PROVIDED MATERIAL:

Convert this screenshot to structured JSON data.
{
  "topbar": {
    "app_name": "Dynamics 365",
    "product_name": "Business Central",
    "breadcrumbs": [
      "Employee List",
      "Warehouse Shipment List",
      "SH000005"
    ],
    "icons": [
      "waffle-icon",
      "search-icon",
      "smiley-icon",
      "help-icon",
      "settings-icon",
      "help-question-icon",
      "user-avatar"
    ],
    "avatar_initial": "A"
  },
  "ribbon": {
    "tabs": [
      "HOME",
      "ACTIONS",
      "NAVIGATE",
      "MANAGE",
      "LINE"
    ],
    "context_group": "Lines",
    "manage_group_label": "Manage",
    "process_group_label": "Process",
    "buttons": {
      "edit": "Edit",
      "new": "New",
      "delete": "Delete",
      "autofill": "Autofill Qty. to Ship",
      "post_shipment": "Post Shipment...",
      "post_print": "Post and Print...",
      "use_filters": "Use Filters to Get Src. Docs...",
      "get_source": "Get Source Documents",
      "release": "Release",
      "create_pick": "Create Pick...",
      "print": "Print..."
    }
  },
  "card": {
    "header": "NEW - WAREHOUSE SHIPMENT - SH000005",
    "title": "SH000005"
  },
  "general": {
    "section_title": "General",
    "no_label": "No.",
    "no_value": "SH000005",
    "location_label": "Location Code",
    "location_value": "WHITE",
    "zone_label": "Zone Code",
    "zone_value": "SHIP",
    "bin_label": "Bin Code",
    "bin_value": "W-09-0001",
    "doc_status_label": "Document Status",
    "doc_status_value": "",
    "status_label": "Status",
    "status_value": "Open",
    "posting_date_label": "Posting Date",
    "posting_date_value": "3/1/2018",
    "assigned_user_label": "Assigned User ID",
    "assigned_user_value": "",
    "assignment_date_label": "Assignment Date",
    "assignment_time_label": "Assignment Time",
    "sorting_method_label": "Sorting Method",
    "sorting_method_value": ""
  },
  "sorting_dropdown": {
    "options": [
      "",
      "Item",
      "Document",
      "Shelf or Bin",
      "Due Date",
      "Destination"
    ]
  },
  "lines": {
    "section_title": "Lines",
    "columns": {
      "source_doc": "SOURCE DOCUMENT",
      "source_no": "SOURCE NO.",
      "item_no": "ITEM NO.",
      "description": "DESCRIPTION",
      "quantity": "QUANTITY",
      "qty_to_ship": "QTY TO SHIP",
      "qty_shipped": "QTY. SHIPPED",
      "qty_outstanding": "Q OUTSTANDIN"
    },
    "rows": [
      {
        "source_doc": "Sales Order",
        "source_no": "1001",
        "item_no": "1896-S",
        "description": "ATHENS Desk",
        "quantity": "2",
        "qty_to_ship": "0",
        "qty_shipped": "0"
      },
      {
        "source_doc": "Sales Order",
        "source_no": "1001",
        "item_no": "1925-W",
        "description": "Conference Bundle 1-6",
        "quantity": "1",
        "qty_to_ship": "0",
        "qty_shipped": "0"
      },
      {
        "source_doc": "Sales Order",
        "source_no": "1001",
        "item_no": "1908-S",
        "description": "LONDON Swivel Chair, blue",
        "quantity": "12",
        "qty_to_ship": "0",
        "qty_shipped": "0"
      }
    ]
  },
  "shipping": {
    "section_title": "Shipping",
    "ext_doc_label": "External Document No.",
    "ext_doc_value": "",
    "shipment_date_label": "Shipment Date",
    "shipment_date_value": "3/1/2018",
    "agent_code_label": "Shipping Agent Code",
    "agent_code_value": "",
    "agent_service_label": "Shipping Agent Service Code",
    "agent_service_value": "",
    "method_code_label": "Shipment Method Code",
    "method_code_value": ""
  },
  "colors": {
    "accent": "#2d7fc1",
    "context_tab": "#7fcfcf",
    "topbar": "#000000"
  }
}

AIM: Return every line from the records above that holds the word "Print".

SOLUTION TO THIS PROBLEM:
      "post_print": "Post and Print...",
      "print": "Print..."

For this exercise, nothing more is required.